Rows from a layout dataset:
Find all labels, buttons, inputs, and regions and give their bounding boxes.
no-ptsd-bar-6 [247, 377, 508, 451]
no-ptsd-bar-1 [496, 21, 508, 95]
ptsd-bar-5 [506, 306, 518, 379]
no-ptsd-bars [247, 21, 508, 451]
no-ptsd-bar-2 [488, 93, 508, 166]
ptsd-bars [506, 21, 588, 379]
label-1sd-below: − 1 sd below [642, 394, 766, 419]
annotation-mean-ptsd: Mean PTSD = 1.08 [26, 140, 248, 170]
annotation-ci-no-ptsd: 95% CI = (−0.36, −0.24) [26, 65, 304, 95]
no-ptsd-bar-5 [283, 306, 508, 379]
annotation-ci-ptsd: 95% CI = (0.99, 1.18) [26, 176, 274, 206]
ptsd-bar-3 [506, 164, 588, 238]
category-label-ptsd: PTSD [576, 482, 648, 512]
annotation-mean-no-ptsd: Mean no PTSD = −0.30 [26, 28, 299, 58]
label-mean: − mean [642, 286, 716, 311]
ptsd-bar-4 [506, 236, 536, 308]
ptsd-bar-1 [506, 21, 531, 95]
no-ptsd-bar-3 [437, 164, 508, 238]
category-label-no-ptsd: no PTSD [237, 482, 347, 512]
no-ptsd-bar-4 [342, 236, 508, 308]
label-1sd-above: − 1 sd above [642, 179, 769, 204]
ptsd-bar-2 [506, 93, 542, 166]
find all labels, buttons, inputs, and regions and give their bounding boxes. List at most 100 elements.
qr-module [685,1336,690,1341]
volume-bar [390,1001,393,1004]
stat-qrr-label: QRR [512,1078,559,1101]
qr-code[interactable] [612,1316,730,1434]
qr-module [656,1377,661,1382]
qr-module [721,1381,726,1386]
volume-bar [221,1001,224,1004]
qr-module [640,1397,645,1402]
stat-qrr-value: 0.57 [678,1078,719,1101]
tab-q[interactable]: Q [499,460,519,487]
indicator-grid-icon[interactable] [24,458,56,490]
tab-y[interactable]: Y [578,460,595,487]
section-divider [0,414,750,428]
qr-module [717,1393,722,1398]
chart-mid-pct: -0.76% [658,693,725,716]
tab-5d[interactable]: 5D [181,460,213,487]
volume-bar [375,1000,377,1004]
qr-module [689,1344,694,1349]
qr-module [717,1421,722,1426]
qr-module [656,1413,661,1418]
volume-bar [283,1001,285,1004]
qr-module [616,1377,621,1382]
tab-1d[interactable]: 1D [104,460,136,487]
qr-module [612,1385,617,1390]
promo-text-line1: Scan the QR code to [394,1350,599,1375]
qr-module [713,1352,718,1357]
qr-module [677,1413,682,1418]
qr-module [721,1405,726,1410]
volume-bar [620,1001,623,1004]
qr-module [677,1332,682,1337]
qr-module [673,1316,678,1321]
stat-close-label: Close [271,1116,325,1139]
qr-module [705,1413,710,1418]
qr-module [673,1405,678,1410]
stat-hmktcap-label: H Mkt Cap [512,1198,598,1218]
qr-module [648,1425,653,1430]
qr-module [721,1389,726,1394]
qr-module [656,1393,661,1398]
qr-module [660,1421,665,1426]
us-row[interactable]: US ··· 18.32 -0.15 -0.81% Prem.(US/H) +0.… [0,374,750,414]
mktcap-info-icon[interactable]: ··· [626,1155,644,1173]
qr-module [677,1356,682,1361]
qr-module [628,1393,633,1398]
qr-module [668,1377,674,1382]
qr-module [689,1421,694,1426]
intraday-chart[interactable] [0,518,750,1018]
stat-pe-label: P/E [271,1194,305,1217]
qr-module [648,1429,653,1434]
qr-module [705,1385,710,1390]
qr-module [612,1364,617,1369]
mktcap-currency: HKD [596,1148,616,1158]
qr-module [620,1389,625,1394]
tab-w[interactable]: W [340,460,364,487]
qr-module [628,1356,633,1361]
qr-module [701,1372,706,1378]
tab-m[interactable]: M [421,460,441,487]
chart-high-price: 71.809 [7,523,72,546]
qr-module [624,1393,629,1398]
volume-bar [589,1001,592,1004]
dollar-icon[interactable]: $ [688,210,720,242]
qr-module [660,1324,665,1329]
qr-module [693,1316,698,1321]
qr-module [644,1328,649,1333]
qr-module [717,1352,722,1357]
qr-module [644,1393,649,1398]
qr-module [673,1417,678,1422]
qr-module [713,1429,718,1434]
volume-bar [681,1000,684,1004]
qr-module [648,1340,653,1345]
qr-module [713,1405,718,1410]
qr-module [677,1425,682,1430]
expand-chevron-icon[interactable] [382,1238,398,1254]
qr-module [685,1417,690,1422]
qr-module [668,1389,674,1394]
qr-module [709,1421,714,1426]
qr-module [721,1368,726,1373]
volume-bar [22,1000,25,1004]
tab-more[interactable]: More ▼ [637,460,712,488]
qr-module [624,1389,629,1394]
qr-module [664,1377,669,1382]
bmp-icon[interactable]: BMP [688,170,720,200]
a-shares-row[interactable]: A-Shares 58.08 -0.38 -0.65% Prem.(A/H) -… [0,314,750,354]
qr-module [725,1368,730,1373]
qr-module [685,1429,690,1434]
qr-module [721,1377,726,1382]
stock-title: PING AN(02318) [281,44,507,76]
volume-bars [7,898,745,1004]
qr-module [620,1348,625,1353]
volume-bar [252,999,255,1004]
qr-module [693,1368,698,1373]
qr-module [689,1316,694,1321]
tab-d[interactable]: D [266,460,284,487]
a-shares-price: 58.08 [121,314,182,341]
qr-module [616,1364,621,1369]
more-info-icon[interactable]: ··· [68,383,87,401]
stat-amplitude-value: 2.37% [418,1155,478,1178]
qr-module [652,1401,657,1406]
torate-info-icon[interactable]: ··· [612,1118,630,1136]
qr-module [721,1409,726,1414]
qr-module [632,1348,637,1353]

- [GOAL] Set down every line of the material above exactly as it appears.

- [COMPLETE ANSWER]
Find all labels, buttons, inputs, and regions and give their bounding boxes.
no-ptsd-bar-6 [247, 377, 508, 451]
no-ptsd-bar-1 [496, 21, 508, 95]
ptsd-bar-5 [506, 306, 518, 379]
no-ptsd-bars [247, 21, 508, 451]
no-ptsd-bar-2 [488, 93, 508, 166]
ptsd-bars [506, 21, 588, 379]
label-1sd-below: − 1 sd below [642, 394, 766, 419]
annotation-mean-ptsd: Mean PTSD = 1.08 [26, 140, 248, 170]
annotation-ci-no-ptsd: 95% CI = (−0.36, −0.24) [26, 65, 304, 95]
no-ptsd-bar-5 [283, 306, 508, 379]
annotation-ci-ptsd: 95% CI = (0.99, 1.18) [26, 176, 274, 206]
ptsd-bar-3 [506, 164, 588, 238]
category-label-ptsd: PTSD [576, 482, 648, 512]
annotation-mean-no-ptsd: Mean no PTSD = −0.30 [26, 28, 299, 58]
label-mean: − mean [642, 286, 716, 311]
ptsd-bar-4 [506, 236, 536, 308]
ptsd-bar-1 [506, 21, 531, 95]
no-ptsd-bar-3 [437, 164, 508, 238]
category-label-no-ptsd: no PTSD [237, 482, 347, 512]
no-ptsd-bar-4 [342, 236, 508, 308]
label-1sd-above: − 1 sd above [642, 179, 769, 204]
ptsd-bar-2 [506, 93, 542, 166]
find all labels, buttons, inputs, and regions and give their bounding boxes. List at most 100 elements.
qr-module [685,1336,690,1341]
volume-bar [390,1001,393,1004]
stat-qrr-label: QRR [512,1078,559,1101]
qr-code[interactable] [612,1316,730,1434]
qr-module [656,1377,661,1382]
qr-module [721,1381,726,1386]
volume-bar [221,1001,224,1004]
qr-module [640,1397,645,1402]
stat-qrr-value: 0.57 [678,1078,719,1101]
tab-q[interactable]: Q [499,460,519,487]
indicator-grid-icon[interactable] [24,458,56,490]
tab-y[interactable]: Y [578,460,595,487]
section-divider [0,414,750,428]
qr-module [717,1393,722,1398]
chart-mid-pct: -0.76% [658,693,725,716]
tab-5d[interactable]: 5D [181,460,213,487]
volume-bar [375,1000,377,1004]
qr-module [689,1344,694,1349]
qr-module [717,1421,722,1426]
qr-module [656,1413,661,1418]
volume-bar [283,1001,285,1004]
qr-module [616,1377,621,1382]
tab-1d[interactable]: 1D [104,460,136,487]
qr-module [612,1385,617,1390]
promo-text-line1: Scan the QR code to [394,1350,599,1375]
qr-module [713,1352,718,1357]
qr-module [677,1413,682,1418]
qr-module [721,1405,726,1410]
volume-bar [620,1001,623,1004]
qr-module [677,1332,682,1337]
qr-module [673,1316,678,1321]
stat-close-label: Close [271,1116,325,1139]
qr-module [705,1413,710,1418]
qr-module [673,1405,678,1410]
stat-hmktcap-label: H Mkt Cap [512,1198,598,1218]
qr-module [648,1425,653,1430]
qr-module [721,1389,726,1394]
qr-module [656,1393,661,1398]
qr-module [660,1421,665,1426]
us-row[interactable]: US ··· 18.32 -0.15 -0.81% Prem.(US/H) +0.… [0,374,750,414]
mktcap-info-icon[interactable]: ··· [626,1155,644,1173]
qr-module [677,1356,682,1361]
qr-module [628,1393,633,1398]
qr-module [668,1377,674,1382]
qr-module [689,1421,694,1426]
intraday-chart[interactable] [0,518,750,1018]
stat-pe-label: P/E [271,1194,305,1217]
qr-module [648,1429,653,1434]
qr-module [705,1385,710,1390]
qr-module [612,1364,617,1369]
mktcap-currency: HKD [596,1148,616,1158]
qr-module [620,1389,625,1394]
tab-w[interactable]: W [340,460,364,487]
qr-module [628,1356,633,1361]
qr-module [701,1372,706,1378]
tab-m[interactable]: M [421,460,441,487]
chart-high-price: 71.809 [7,523,72,546]
qr-module [624,1393,629,1398]
volume-bar [589,1001,592,1004]
dollar-icon[interactable]: $ [688,210,720,242]
qr-module [660,1324,665,1329]
qr-module [693,1316,698,1321]
qr-module [644,1328,649,1333]
qr-module [717,1352,722,1357]
qr-module [644,1393,649,1398]
qr-module [673,1417,678,1422]
qr-module [713,1429,718,1434]
volume-bar [681,1000,684,1004]
qr-module [648,1340,653,1345]
qr-module [713,1405,718,1410]
qr-module [677,1425,682,1430]
expand-chevron-icon[interactable] [382,1238,398,1254]
qr-module [685,1417,690,1422]
qr-module [668,1389,674,1394]
qr-module [709,1421,714,1426]
qr-module [721,1368,726,1373]
volume-bar [22,1000,25,1004]
tab-more[interactable]: More ▼ [637,460,712,488]
qr-module [624,1389,629,1394]
qr-module [664,1377,669,1382]
bmp-icon[interactable]: BMP [688,170,720,200]
a-shares-row[interactable]: A-Shares 58.08 -0.38 -0.65% Prem.(A/H) -… [0,314,750,354]
qr-module [725,1368,730,1373]
qr-module [685,1429,690,1434]
qr-module [721,1377,726,1382]
stock-title: PING AN(02318) [281,44,507,76]
volume-bars [7,898,745,1004]
qr-module [620,1348,625,1353]
volume-bar [252,999,255,1004]
qr-module [693,1368,698,1373]
qr-module [689,1316,694,1321]
tab-d[interactable]: D [266,460,284,487]
a-shares-price: 58.08 [121,314,182,341]
qr-module [616,1364,621,1369]
more-info-icon[interactable]: ··· [68,383,87,401]
stat-amplitude-value: 2.37% [418,1155,478,1178]
qr-module [652,1401,657,1406]
torate-info-icon[interactable]: ··· [612,1118,630,1136]
qr-module [721,1409,726,1414]
qr-module [632,1348,637,1353]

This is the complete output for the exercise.